### EXERCISE AIM
Leave out the pictures and transcribe the rest of the records exactly.

___ MATERIAL FOR THIS TASK ___

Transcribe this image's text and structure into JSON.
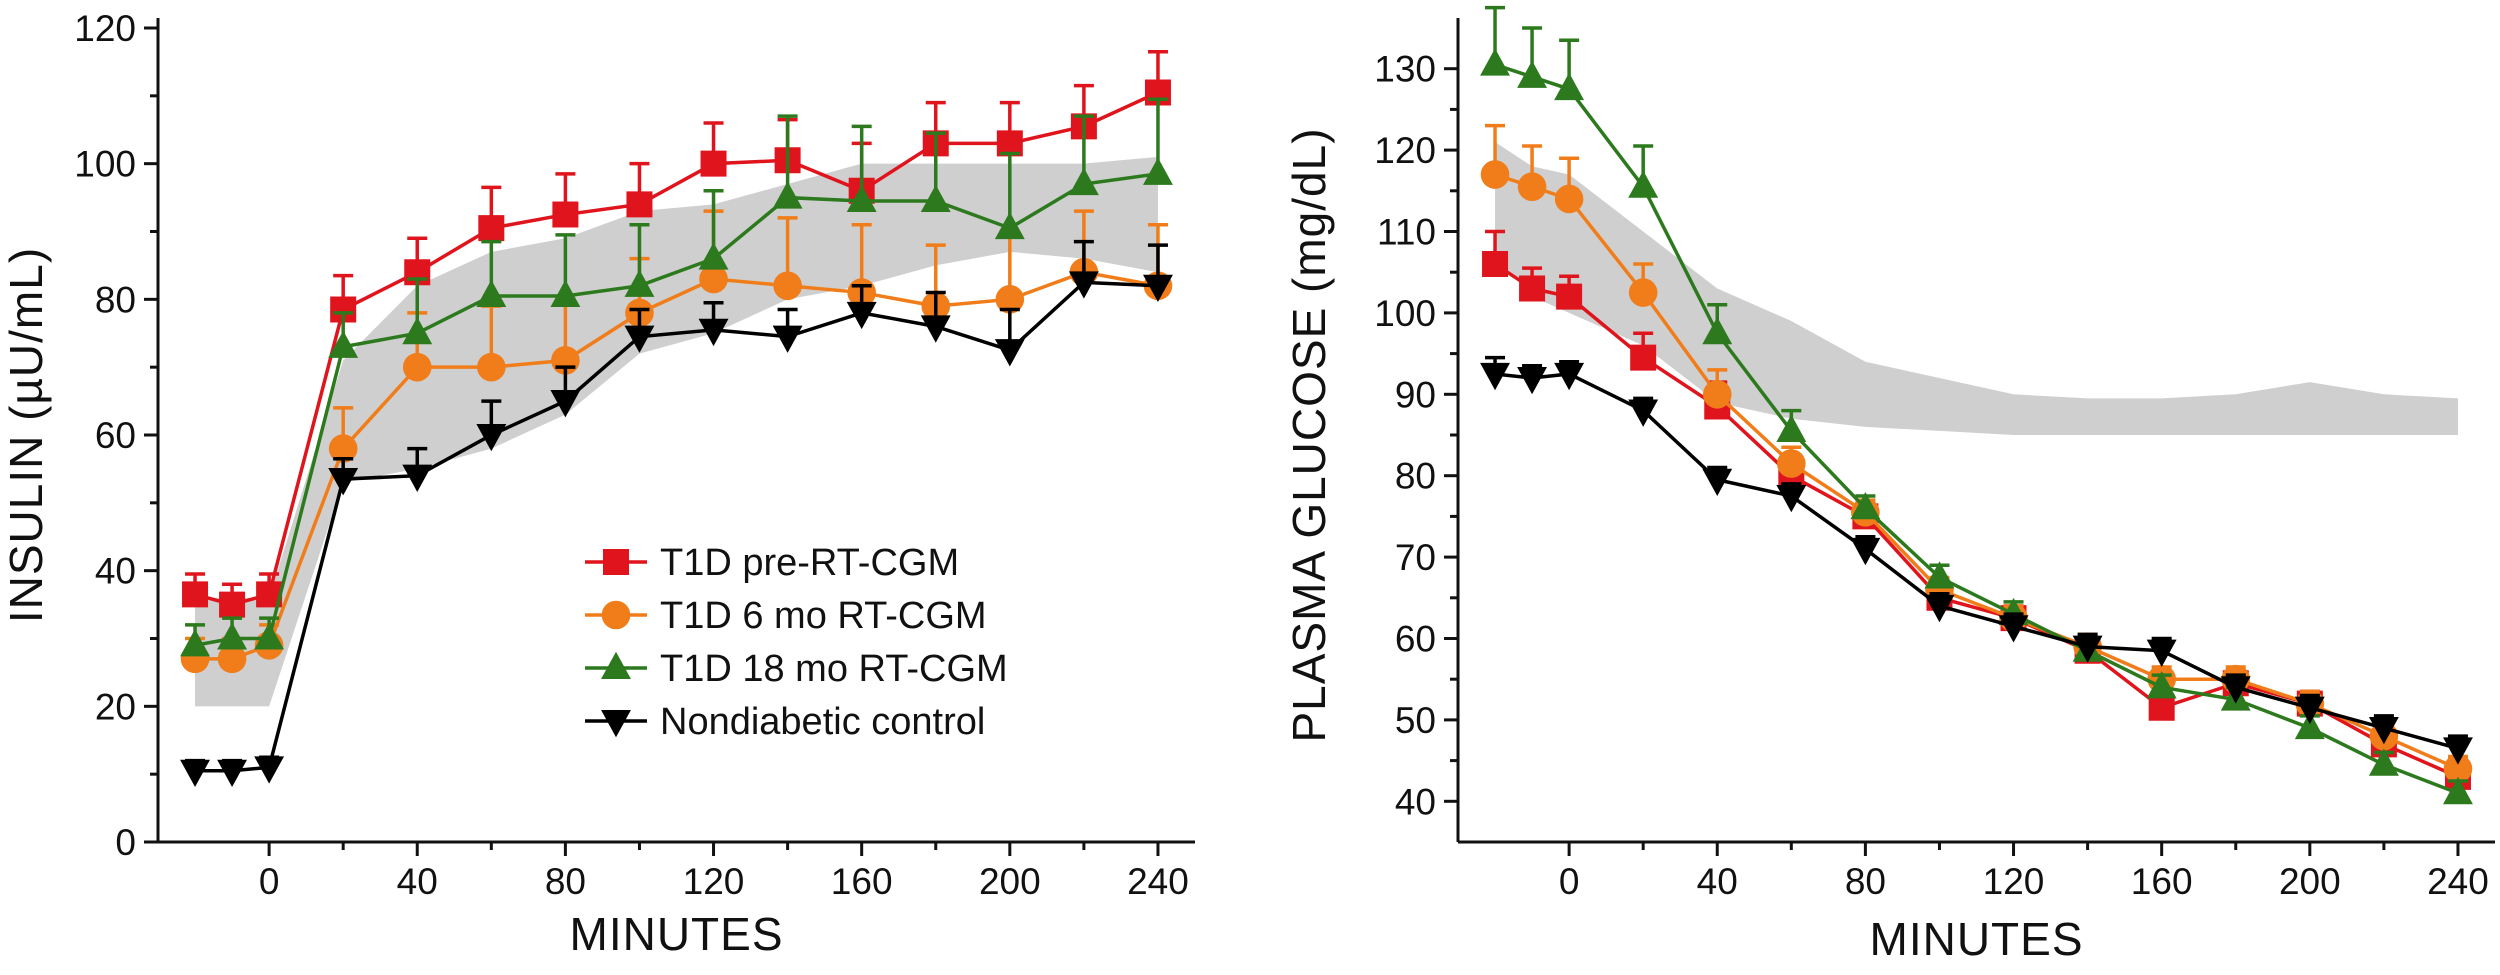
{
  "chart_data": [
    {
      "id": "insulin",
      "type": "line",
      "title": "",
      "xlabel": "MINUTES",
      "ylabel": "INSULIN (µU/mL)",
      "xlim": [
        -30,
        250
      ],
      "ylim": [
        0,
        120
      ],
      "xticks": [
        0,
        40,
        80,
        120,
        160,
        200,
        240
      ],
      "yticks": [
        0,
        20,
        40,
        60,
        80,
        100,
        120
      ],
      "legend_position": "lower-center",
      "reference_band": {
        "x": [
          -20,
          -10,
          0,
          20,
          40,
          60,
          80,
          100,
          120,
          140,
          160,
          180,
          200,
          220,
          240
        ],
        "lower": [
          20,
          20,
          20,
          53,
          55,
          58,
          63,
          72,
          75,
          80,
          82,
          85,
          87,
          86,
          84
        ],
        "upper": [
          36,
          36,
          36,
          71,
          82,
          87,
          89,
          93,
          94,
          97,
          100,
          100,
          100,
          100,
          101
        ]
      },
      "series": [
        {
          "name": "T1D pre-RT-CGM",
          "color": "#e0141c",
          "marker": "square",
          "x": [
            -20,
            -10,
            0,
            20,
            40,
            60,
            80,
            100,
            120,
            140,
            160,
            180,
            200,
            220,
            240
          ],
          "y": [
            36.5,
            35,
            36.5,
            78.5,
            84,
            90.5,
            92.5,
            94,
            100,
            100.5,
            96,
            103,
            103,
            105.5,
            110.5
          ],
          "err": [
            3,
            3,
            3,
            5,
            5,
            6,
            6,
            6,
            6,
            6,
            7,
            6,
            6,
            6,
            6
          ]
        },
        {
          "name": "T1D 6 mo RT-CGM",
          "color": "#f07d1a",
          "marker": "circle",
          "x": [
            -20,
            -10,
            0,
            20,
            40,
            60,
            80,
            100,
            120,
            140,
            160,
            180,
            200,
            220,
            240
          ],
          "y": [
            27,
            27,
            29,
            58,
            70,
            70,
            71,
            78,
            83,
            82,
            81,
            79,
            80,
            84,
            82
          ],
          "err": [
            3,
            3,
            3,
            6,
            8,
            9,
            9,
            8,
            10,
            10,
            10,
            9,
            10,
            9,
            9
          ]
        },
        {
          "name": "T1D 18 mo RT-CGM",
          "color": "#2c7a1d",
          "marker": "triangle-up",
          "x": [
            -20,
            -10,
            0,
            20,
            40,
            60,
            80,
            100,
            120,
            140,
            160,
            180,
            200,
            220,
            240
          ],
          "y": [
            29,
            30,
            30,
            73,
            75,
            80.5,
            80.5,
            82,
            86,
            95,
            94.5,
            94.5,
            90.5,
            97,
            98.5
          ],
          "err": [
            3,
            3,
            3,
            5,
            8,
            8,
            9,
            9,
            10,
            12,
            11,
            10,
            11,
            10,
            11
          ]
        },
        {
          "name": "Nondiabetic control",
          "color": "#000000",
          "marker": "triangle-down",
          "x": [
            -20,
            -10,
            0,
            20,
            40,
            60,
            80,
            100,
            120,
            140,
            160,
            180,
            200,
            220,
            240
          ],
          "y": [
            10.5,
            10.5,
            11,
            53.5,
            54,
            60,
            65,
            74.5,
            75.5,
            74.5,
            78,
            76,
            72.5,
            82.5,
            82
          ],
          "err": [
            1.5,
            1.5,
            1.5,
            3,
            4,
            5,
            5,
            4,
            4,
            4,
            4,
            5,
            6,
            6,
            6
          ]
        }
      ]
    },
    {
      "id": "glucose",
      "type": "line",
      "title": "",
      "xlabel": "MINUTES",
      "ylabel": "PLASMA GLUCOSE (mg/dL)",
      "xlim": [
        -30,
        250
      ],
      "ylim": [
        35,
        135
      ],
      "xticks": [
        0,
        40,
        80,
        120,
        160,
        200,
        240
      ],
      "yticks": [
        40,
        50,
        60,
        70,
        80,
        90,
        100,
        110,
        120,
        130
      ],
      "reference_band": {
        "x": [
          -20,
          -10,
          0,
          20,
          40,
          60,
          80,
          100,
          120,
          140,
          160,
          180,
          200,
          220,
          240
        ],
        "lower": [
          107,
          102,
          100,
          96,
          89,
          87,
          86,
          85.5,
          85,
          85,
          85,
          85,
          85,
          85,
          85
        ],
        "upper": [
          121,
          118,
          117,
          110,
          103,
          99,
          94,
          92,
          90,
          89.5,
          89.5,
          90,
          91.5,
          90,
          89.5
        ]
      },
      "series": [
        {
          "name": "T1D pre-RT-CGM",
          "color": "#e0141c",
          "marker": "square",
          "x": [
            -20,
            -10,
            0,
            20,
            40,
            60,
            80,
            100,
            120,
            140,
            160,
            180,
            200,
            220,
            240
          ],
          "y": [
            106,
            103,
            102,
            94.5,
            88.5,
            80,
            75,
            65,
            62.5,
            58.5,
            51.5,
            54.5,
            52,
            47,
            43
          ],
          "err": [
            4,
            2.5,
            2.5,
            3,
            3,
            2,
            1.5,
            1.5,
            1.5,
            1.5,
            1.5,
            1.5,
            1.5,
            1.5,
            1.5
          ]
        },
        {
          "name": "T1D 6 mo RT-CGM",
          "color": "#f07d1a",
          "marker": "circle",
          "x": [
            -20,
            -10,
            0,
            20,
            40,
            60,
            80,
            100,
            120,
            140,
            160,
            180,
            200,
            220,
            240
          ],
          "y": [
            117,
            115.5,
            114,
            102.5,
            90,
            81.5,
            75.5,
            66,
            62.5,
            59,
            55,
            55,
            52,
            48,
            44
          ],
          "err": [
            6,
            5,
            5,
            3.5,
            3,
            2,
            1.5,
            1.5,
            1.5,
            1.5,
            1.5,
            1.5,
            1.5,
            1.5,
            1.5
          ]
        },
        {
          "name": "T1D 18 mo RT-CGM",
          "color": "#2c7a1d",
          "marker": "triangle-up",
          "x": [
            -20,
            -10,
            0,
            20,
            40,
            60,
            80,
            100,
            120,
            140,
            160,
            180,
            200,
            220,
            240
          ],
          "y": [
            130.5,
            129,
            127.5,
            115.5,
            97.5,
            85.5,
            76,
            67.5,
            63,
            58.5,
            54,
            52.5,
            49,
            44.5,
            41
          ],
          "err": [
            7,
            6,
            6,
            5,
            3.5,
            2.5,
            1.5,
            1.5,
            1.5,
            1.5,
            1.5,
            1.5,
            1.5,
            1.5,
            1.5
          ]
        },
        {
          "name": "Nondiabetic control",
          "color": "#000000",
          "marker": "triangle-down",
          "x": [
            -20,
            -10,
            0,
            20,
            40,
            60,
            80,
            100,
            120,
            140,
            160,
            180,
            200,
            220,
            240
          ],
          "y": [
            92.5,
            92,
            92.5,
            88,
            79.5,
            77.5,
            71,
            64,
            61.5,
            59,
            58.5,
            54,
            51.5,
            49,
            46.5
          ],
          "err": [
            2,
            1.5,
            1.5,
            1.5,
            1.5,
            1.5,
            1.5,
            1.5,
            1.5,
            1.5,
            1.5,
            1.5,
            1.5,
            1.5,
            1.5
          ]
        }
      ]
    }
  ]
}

___

### FINAL RESULT
Transcribe this image's text and structure into JSON.
{
  "chart_data": [
    {
      "id": "insulin",
      "type": "line",
      "title": "",
      "xlabel": "MINUTES",
      "ylabel": "INSULIN (µU/mL)",
      "xlim": [
        -30,
        250
      ],
      "ylim": [
        0,
        120
      ],
      "xticks": [
        0,
        40,
        80,
        120,
        160,
        200,
        240
      ],
      "yticks": [
        0,
        20,
        40,
        60,
        80,
        100,
        120
      ],
      "legend_position": "lower-center",
      "reference_band": {
        "x": [
          -20,
          -10,
          0,
          20,
          40,
          60,
          80,
          100,
          120,
          140,
          160,
          180,
          200,
          220,
          240
        ],
        "lower": [
          20,
          20,
          20,
          53,
          55,
          58,
          63,
          72,
          75,
          80,
          82,
          85,
          87,
          86,
          84
        ],
        "upper": [
          36,
          36,
          36,
          71,
          82,
          87,
          89,
          93,
          94,
          97,
          100,
          100,
          100,
          100,
          101
        ]
      },
      "series": [
        {
          "name": "T1D pre-RT-CGM",
          "color": "#e0141c",
          "marker": "square",
          "x": [
            -20,
            -10,
            0,
            20,
            40,
            60,
            80,
            100,
            120,
            140,
            160,
            180,
            200,
            220,
            240
          ],
          "y": [
            36.5,
            35,
            36.5,
            78.5,
            84,
            90.5,
            92.5,
            94,
            100,
            100.5,
            96,
            103,
            103,
            105.5,
            110.5
          ],
          "err": [
            3,
            3,
            3,
            5,
            5,
            6,
            6,
            6,
            6,
            6,
            7,
            6,
            6,
            6,
            6
          ]
        },
        {
          "name": "T1D 6 mo RT-CGM",
          "color": "#f07d1a",
          "marker": "circle",
          "x": [
            -20,
            -10,
            0,
            20,
            40,
            60,
            80,
            100,
            120,
            140,
            160,
            180,
            200,
            220,
            240
          ],
          "y": [
            27,
            27,
            29,
            58,
            70,
            70,
            71,
            78,
            83,
            82,
            81,
            79,
            80,
            84,
            82
          ],
          "err": [
            3,
            3,
            3,
            6,
            8,
            9,
            9,
            8,
            10,
            10,
            10,
            9,
            10,
            9,
            9
          ]
        },
        {
          "name": "T1D 18 mo RT-CGM",
          "color": "#2c7a1d",
          "marker": "triangle-up",
          "x": [
            -20,
            -10,
            0,
            20,
            40,
            60,
            80,
            100,
            120,
            140,
            160,
            180,
            200,
            220,
            240
          ],
          "y": [
            29,
            30,
            30,
            73,
            75,
            80.5,
            80.5,
            82,
            86,
            95,
            94.5,
            94.5,
            90.5,
            97,
            98.5
          ],
          "err": [
            3,
            3,
            3,
            5,
            8,
            8,
            9,
            9,
            10,
            12,
            11,
            10,
            11,
            10,
            11
          ]
        },
        {
          "name": "Nondiabetic control",
          "color": "#000000",
          "marker": "triangle-down",
          "x": [
            -20,
            -10,
            0,
            20,
            40,
            60,
            80,
            100,
            120,
            140,
            160,
            180,
            200,
            220,
            240
          ],
          "y": [
            10.5,
            10.5,
            11,
            53.5,
            54,
            60,
            65,
            74.5,
            75.5,
            74.5,
            78,
            76,
            72.5,
            82.5,
            82
          ],
          "err": [
            1.5,
            1.5,
            1.5,
            3,
            4,
            5,
            5,
            4,
            4,
            4,
            4,
            5,
            6,
            6,
            6
          ]
        }
      ]
    },
    {
      "id": "glucose",
      "type": "line",
      "title": "",
      "xlabel": "MINUTES",
      "ylabel": "PLASMA GLUCOSE (mg/dL)",
      "xlim": [
        -30,
        250
      ],
      "ylim": [
        35,
        135
      ],
      "xticks": [
        0,
        40,
        80,
        120,
        160,
        200,
        240
      ],
      "yticks": [
        40,
        50,
        60,
        70,
        80,
        90,
        100,
        110,
        120,
        130
      ],
      "reference_band": {
        "x": [
          -20,
          -10,
          0,
          20,
          40,
          60,
          80,
          100,
          120,
          140,
          160,
          180,
          200,
          220,
          240
        ],
        "lower": [
          107,
          102,
          100,
          96,
          89,
          87,
          86,
          85.5,
          85,
          85,
          85,
          85,
          85,
          85,
          85
        ],
        "upper": [
          121,
          118,
          117,
          110,
          103,
          99,
          94,
          92,
          90,
          89.5,
          89.5,
          90,
          91.5,
          90,
          89.5
        ]
      },
      "series": [
        {
          "name": "T1D pre-RT-CGM",
          "color": "#e0141c",
          "marker": "square",
          "x": [
            -20,
            -10,
            0,
            20,
            40,
            60,
            80,
            100,
            120,
            140,
            160,
            180,
            200,
            220,
            240
          ],
          "y": [
            106,
            103,
            102,
            94.5,
            88.5,
            80,
            75,
            65,
            62.5,
            58.5,
            51.5,
            54.5,
            52,
            47,
            43
          ],
          "err": [
            4,
            2.5,
            2.5,
            3,
            3,
            2,
            1.5,
            1.5,
            1.5,
            1.5,
            1.5,
            1.5,
            1.5,
            1.5,
            1.5
          ]
        },
        {
          "name": "T1D 6 mo RT-CGM",
          "color": "#f07d1a",
          "marker": "circle",
          "x": [
            -20,
            -10,
            0,
            20,
            40,
            60,
            80,
            100,
            120,
            140,
            160,
            180,
            200,
            220,
            240
          ],
          "y": [
            117,
            115.5,
            114,
            102.5,
            90,
            81.5,
            75.5,
            66,
            62.5,
            59,
            55,
            55,
            52,
            48,
            44
          ],
          "err": [
            6,
            5,
            5,
            3.5,
            3,
            2,
            1.5,
            1.5,
            1.5,
            1.5,
            1.5,
            1.5,
            1.5,
            1.5,
            1.5
          ]
        },
        {
          "name": "T1D 18 mo RT-CGM",
          "color": "#2c7a1d",
          "marker": "triangle-up",
          "x": [
            -20,
            -10,
            0,
            20,
            40,
            60,
            80,
            100,
            120,
            140,
            160,
            180,
            200,
            220,
            240
          ],
          "y": [
            130.5,
            129,
            127.5,
            115.5,
            97.5,
            85.5,
            76,
            67.5,
            63,
            58.5,
            54,
            52.5,
            49,
            44.5,
            41
          ],
          "err": [
            7,
            6,
            6,
            5,
            3.5,
            2.5,
            1.5,
            1.5,
            1.5,
            1.5,
            1.5,
            1.5,
            1.5,
            1.5,
            1.5
          ]
        },
        {
          "name": "Nondiabetic control",
          "color": "#000000",
          "marker": "triangle-down",
          "x": [
            -20,
            -10,
            0,
            20,
            40,
            60,
            80,
            100,
            120,
            140,
            160,
            180,
            200,
            220,
            240
          ],
          "y": [
            92.5,
            92,
            92.5,
            88,
            79.5,
            77.5,
            71,
            64,
            61.5,
            59,
            58.5,
            54,
            51.5,
            49,
            46.5
          ],
          "err": [
            2,
            1.5,
            1.5,
            1.5,
            1.5,
            1.5,
            1.5,
            1.5,
            1.5,
            1.5,
            1.5,
            1.5,
            1.5,
            1.5,
            1.5
          ]
        }
      ]
    }
  ]
}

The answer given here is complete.